* **Extract**:
## begin
In [42]:
import math
import torch

This is replication of the blog post by James Dellinger titled - *Weight Initialization in Neural Networks: A Journey From the Basics to Kaiming* (https://towardsdatascience.com/weight-initialization-in-neural-networks-a-journey-from-the-basics-to-kaiming-954fb9b47c79) 

The attempt here is to gain a first-hand understanding of the **challenge in training deep neural networks** and the **importance of proper weight initialization**

## Exploding gradients

- neural nets are eseentially a sequence of matrix multiplication operations ex. $Y = Sigmoid(ReLu(f_3(ReLu(f_2(ReLu(f_1(X))))))$ and this is only 3 layers deep

In [43]:
# the following initializes weights from a normal 0 mean, unit variance distribution
w = torch.randn(xdim,nodes)
w.mean(), w.std()

(tensor(-0.0033), tensor(1.0014))

In [85]:
def show_stats(x): print(x.mean(), x.std())

def fwd(dim, nlayers, var_scale=1):
    x = torch.randn(dim)
    for i in range(nlayers):
        w = torch.randn(dim,dim)*var_scale
        x = w@x
        if torch.isnan(x.mean()) or x.mean()==0:
            print('layer %d - mean: %f, std: %f'%(i,x.mean(),x.std())); return
    print('layer %d - mean: %f, std: %f'%(i,x.mean(),x.std()))
## end
* **Data shown**:
## begin
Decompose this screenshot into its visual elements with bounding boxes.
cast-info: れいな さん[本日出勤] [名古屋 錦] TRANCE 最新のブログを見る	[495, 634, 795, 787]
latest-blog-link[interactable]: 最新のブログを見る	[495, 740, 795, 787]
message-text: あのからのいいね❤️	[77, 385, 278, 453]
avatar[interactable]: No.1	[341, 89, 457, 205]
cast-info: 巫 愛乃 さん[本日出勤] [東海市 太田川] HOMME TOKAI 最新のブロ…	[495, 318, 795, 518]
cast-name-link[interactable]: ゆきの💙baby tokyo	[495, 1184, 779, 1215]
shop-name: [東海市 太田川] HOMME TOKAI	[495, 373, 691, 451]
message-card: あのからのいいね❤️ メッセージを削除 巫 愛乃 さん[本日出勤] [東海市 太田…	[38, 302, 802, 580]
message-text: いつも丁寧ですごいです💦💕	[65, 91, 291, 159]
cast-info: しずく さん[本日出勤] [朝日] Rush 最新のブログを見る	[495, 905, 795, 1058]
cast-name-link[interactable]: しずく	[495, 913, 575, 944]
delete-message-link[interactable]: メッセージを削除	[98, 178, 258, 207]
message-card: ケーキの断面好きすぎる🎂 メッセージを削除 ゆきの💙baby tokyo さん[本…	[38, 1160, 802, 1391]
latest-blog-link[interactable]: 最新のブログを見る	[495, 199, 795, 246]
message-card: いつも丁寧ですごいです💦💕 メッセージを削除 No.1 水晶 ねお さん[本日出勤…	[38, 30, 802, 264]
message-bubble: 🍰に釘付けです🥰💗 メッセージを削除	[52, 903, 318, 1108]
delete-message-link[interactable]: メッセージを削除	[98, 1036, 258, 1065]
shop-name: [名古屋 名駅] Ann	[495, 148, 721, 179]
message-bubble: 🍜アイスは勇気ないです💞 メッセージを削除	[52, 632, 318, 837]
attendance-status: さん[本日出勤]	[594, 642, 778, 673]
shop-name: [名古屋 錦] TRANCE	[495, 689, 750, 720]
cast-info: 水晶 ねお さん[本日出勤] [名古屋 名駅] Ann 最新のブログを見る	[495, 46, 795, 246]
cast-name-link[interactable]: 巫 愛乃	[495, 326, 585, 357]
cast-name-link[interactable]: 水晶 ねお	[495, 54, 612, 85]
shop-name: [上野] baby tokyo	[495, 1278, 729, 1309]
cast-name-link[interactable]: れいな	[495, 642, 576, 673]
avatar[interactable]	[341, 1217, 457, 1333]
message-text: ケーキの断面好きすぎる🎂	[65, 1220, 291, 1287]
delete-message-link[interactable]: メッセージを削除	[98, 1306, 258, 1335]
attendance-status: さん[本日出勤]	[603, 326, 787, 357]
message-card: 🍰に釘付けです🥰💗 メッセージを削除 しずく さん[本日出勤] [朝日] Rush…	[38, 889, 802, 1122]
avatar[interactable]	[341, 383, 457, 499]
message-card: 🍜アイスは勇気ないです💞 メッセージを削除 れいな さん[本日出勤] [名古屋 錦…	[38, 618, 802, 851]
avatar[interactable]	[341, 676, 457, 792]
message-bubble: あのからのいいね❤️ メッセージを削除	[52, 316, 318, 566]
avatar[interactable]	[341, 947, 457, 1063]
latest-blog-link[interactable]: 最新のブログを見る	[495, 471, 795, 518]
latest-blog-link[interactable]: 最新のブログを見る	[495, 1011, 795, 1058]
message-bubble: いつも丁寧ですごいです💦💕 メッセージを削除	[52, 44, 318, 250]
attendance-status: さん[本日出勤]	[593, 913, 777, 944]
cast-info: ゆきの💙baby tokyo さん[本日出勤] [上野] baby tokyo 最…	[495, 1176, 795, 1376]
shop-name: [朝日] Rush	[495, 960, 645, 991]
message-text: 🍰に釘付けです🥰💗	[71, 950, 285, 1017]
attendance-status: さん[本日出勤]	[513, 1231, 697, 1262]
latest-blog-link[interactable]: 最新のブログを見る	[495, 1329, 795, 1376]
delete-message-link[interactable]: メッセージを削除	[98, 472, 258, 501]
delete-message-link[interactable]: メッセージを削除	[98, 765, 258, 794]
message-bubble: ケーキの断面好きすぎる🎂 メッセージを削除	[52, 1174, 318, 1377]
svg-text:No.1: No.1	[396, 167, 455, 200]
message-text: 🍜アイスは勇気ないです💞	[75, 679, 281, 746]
## end
* **Tasks and exercises**:
1) Answer these questions from the notebook extract above:
(a) Whose blog post does the notebook set out to replicate?
(b) According to the comment under "In [43]:", what distribution are the weights initialized from?
(c) In the function `fwd`, which two conditions on `x.mean()` cause it to print the layer statistics and return early?
2) Decide whether each statement agrees with the notebook extract above. Answer yes or no, and quote the words from the extract that decide it.
(a) The example nested function is described as only three layers deep.
(b) The standard deviation printed for `w` is exactly 1.
(c) In `fwd`, the weights of each layer are multiplied by `var_scale`.

* **Full answers**:
1)
(a) James Dellinger's.
(b) A normal distribution with zero mean and unit variance.
(c) The mean is NaN, or the mean equals zero.

2)
(a) Yes: "and this is only 3 layers deep"
(b) No: "(tensor(-0.0033), tensor(1.0014))"
(c) Yes: "w = torch.randn(dim,dim)*var_scale"